**YOUR TASK**. Filter the records below down to lines containing "headline".

**DATA RECORDS**.
<<<<

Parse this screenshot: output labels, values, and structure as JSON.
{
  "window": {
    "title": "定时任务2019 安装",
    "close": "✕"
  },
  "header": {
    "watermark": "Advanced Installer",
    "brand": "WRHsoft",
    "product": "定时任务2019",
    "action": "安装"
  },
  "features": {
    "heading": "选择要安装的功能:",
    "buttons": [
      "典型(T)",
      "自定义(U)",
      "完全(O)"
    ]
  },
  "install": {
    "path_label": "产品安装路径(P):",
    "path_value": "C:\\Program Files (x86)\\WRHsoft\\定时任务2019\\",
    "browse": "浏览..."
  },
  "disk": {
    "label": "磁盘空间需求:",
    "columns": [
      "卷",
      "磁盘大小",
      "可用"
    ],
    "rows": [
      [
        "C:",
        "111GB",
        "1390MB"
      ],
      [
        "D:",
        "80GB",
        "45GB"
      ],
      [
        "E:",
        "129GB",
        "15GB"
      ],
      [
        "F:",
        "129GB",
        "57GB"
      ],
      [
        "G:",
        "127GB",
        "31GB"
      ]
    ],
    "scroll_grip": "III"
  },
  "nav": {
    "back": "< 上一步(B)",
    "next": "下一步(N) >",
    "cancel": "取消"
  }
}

>>>>
<<<<

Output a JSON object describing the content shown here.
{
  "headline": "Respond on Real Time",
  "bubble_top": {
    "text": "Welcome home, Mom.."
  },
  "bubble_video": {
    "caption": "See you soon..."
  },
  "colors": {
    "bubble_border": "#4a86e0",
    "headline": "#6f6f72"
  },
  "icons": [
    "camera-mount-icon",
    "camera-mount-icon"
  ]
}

>>>>

**WRITTEN RESPONSE**.
  "headline": "Respond on Real Time",
    "headline": "#6f6f72"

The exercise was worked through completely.